# START OF Material
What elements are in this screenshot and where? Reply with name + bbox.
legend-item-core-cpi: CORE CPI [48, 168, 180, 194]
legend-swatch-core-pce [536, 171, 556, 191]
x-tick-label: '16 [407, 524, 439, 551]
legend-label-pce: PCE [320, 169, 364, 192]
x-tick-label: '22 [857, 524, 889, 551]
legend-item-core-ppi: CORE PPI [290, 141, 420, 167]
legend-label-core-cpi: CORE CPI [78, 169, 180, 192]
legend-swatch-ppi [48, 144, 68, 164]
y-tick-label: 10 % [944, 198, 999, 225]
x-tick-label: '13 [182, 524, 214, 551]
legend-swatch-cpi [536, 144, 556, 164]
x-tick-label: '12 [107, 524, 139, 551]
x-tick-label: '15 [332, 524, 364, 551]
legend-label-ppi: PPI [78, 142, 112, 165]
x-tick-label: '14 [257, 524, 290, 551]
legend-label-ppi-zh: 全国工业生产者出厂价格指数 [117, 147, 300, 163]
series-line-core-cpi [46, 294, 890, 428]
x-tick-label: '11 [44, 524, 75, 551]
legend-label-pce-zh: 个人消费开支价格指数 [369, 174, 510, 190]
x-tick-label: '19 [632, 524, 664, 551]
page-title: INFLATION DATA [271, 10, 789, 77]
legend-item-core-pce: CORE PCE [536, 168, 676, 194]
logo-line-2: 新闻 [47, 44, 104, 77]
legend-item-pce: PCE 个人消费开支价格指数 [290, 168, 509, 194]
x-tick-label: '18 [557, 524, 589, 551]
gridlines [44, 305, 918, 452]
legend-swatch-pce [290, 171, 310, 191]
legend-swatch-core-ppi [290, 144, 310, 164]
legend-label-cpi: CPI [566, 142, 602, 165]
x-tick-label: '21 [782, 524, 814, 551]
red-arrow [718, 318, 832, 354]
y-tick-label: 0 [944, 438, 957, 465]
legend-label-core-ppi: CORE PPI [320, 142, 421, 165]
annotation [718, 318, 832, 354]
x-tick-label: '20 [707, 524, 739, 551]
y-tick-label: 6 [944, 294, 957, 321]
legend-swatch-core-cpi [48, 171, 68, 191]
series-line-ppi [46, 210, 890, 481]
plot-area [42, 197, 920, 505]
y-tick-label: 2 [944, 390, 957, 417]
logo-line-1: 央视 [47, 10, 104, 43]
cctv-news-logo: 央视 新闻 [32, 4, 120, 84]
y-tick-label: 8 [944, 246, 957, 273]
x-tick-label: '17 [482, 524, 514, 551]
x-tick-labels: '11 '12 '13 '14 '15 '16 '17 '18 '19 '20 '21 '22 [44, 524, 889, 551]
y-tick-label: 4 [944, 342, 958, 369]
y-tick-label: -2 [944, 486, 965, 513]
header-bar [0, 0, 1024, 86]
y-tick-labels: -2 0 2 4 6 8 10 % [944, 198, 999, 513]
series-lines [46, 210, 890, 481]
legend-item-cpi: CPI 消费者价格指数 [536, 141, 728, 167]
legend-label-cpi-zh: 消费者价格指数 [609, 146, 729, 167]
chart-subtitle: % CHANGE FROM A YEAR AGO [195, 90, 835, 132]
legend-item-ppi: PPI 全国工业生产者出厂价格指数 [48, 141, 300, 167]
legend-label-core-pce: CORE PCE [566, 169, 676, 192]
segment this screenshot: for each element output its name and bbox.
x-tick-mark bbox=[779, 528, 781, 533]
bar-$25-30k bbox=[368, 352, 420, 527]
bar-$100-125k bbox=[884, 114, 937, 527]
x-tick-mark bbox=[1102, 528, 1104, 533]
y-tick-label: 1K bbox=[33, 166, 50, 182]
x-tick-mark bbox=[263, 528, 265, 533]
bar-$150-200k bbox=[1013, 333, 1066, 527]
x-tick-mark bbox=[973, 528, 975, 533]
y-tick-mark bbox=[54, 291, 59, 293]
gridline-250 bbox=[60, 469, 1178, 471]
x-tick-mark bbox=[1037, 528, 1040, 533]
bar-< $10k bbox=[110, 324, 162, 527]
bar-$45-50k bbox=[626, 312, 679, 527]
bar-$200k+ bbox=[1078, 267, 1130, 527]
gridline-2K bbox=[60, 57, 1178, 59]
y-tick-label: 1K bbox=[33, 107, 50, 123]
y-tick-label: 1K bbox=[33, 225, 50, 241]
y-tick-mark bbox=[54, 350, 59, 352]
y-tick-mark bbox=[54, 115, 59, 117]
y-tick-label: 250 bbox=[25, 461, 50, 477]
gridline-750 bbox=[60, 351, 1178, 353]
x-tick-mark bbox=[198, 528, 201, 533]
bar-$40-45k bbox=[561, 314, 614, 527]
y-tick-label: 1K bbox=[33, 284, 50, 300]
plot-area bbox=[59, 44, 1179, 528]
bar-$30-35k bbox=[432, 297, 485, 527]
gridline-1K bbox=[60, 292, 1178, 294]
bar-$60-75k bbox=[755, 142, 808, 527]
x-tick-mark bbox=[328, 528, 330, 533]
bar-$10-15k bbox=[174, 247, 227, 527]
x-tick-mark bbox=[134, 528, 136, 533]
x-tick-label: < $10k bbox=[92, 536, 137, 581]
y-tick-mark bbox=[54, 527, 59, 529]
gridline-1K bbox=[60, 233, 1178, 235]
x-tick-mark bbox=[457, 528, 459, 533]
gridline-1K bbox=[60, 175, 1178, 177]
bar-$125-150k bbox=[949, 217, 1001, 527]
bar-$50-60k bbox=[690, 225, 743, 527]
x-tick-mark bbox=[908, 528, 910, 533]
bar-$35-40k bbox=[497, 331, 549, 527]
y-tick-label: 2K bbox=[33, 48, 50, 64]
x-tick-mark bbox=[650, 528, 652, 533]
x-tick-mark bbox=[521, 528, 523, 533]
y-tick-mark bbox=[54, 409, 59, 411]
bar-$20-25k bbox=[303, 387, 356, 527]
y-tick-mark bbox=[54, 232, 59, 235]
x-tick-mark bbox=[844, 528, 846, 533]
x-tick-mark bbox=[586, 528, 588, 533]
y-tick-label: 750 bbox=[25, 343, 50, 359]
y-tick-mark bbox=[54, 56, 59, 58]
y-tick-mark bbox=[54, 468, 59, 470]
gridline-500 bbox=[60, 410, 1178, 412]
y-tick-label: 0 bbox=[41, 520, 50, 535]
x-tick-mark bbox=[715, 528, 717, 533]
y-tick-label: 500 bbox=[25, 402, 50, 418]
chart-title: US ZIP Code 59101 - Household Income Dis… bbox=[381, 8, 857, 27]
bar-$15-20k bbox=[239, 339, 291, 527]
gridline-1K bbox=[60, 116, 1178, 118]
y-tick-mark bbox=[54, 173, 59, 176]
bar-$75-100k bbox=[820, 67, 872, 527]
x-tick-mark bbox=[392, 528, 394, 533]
# END OF Material
● **Task details**
Update the data above by replacing every "legend-swatch" with "legend-marker", and give all of it back with nothing else changed.

● **Written answer**
What elements are in this screenshot and where? Reply with name + bbox.
legend-item-core-cpi: CORE CPI [48, 168, 180, 194]
legend-marker-core-pce [536, 171, 556, 191]
x-tick-label: '16 [407, 524, 439, 551]
legend-label-pce: PCE [320, 169, 364, 192]
x-tick-label: '22 [857, 524, 889, 551]
legend-item-core-ppi: CORE PPI [290, 141, 420, 167]
legend-label-core-cpi: CORE CPI [78, 169, 180, 192]
legend-marker-ppi [48, 144, 68, 164]
y-tick-label: 10 % [944, 198, 999, 225]
x-tick-label: '13 [182, 524, 214, 551]
legend-marker-cpi [536, 144, 556, 164]
x-tick-label: '12 [107, 524, 139, 551]
x-tick-label: '15 [332, 524, 364, 551]
legend-label-ppi: PPI [78, 142, 112, 165]
x-tick-label: '14 [257, 524, 290, 551]
legend-label-ppi-zh: 全国工业生产者出厂价格指数 [117, 147, 300, 163]
series-line-core-cpi [46, 294, 890, 428]
x-tick-label: '11 [44, 524, 75, 551]
legend-label-pce-zh: 个人消费开支价格指数 [369, 174, 510, 190]
x-tick-label: '19 [632, 524, 664, 551]
page-title: INFLATION DATA [271, 10, 789, 77]
legend-item-core-pce: CORE PCE [536, 168, 676, 194]
logo-line-2: 新闻 [47, 44, 104, 77]
legend-item-pce: PCE 个人消费开支价格指数 [290, 168, 509, 194]
x-tick-label: '18 [557, 524, 589, 551]
gridlines [44, 305, 918, 452]
legend-marker-pce [290, 171, 310, 191]
legend-marker-core-ppi [290, 144, 310, 164]
legend-label-cpi: CPI [566, 142, 602, 165]
x-tick-label: '21 [782, 524, 814, 551]
red-arrow [718, 318, 832, 354]
y-tick-label: 0 [944, 438, 957, 465]
legend-label-core-ppi: CORE PPI [320, 142, 421, 165]
annotation [718, 318, 832, 354]
x-tick-label: '20 [707, 524, 739, 551]
y-tick-label: 6 [944, 294, 957, 321]
legend-marker-core-cpi [48, 171, 68, 191]
series-line-ppi [46, 210, 890, 481]
plot-area [42, 197, 920, 505]
y-tick-label: 2 [944, 390, 957, 417]
logo-line-1: 央视 [47, 10, 104, 43]
cctv-news-logo: 央视 新闻 [32, 4, 120, 84]
y-tick-label: 8 [944, 246, 957, 273]
x-tick-label: '17 [482, 524, 514, 551]
x-tick-labels: '11 '12 '13 '14 '15 '16 '17 '18 '19 '20 '21 '22 [44, 524, 889, 551]
y-tick-label: 4 [944, 342, 958, 369]
y-tick-label: -2 [944, 486, 965, 513]
header-bar [0, 0, 1024, 86]
y-tick-labels: -2 0 2 4 6 8 10 % [944, 198, 999, 513]
series-lines [46, 210, 890, 481]
legend-item-cpi: CPI 消费者价格指数 [536, 141, 728, 167]
legend-label-cpi-zh: 消费者价格指数 [609, 146, 729, 167]
chart-subtitle: % CHANGE FROM A YEAR AGO [195, 90, 835, 132]
legend-item-ppi: PPI 全国工业生产者出厂价格指数 [48, 141, 300, 167]
legend-label-core-pce: CORE PCE [566, 169, 676, 192]
segment this screenshot: for each element output its name and bbox.
x-tick-mark bbox=[779, 528, 781, 533]
bar-$25-30k bbox=[368, 352, 420, 527]
bar-$100-125k bbox=[884, 114, 937, 527]
x-tick-mark bbox=[1102, 528, 1104, 533]
y-tick-label: 1K bbox=[33, 166, 50, 182]
x-tick-mark bbox=[263, 528, 265, 533]
bar-$150-200k bbox=[1013, 333, 1066, 527]
x-tick-mark bbox=[973, 528, 975, 533]
y-tick-mark bbox=[54, 291, 59, 293]
gridline-250 bbox=[60, 469, 1178, 471]
x-tick-mark bbox=[1037, 528, 1040, 533]
bar-< $10k bbox=[110, 324, 162, 527]
bar-$45-50k bbox=[626, 312, 679, 527]
bar-$200k+ bbox=[1078, 267, 1130, 527]
gridline-2K bbox=[60, 57, 1178, 59]
y-tick-label: 1K bbox=[33, 107, 50, 123]
y-tick-label: 1K bbox=[33, 225, 50, 241]
y-tick-mark bbox=[54, 350, 59, 352]
y-tick-mark bbox=[54, 115, 59, 117]
y-tick-label: 250 bbox=[25, 461, 50, 477]
gridline-750 bbox=[60, 351, 1178, 353]
x-tick-mark bbox=[198, 528, 201, 533]
bar-$40-45k bbox=[561, 314, 614, 527]
y-tick-label: 1K bbox=[33, 284, 50, 300]
plot-area bbox=[59, 44, 1179, 528]
bar-$30-35k bbox=[432, 297, 485, 527]
gridline-1K bbox=[60, 292, 1178, 294]
bar-$60-75k bbox=[755, 142, 808, 527]
x-tick-mark bbox=[328, 528, 330, 533]
bar-$10-15k bbox=[174, 247, 227, 527]
x-tick-mark bbox=[134, 528, 136, 533]
x-tick-label: < $10k bbox=[92, 536, 137, 581]
y-tick-mark bbox=[54, 527, 59, 529]
gridline-1K bbox=[60, 233, 1178, 235]
x-tick-mark bbox=[457, 528, 459, 533]
gridline-1K bbox=[60, 175, 1178, 177]
bar-$125-150k bbox=[949, 217, 1001, 527]
bar-$50-60k bbox=[690, 225, 743, 527]
x-tick-mark bbox=[908, 528, 910, 533]
bar-$35-40k bbox=[497, 331, 549, 527]
y-tick-label: 2K bbox=[33, 48, 50, 64]
x-tick-mark bbox=[650, 528, 652, 533]
x-tick-mark bbox=[521, 528, 523, 533]
y-tick-mark bbox=[54, 409, 59, 411]
bar-$20-25k bbox=[303, 387, 356, 527]
y-tick-mark bbox=[54, 232, 59, 235]
x-tick-mark bbox=[844, 528, 846, 533]
x-tick-mark bbox=[586, 528, 588, 533]
y-tick-label: 750 bbox=[25, 343, 50, 359]
y-tick-mark bbox=[54, 56, 59, 58]
y-tick-mark bbox=[54, 468, 59, 470]
gridline-500 bbox=[60, 410, 1178, 412]
y-tick-label: 0 bbox=[41, 520, 50, 535]
x-tick-mark bbox=[715, 528, 717, 533]
y-tick-label: 500 bbox=[25, 402, 50, 418]
chart-title: US ZIP Code 59101 - Household Income Dis… bbox=[381, 8, 857, 27]
bar-$15-20k bbox=[239, 339, 291, 527]
gridline-1K bbox=[60, 116, 1178, 118]
y-tick-mark bbox=[54, 173, 59, 176]
bar-$75-100k bbox=[820, 67, 872, 527]
x-tick-mark bbox=[392, 528, 394, 533]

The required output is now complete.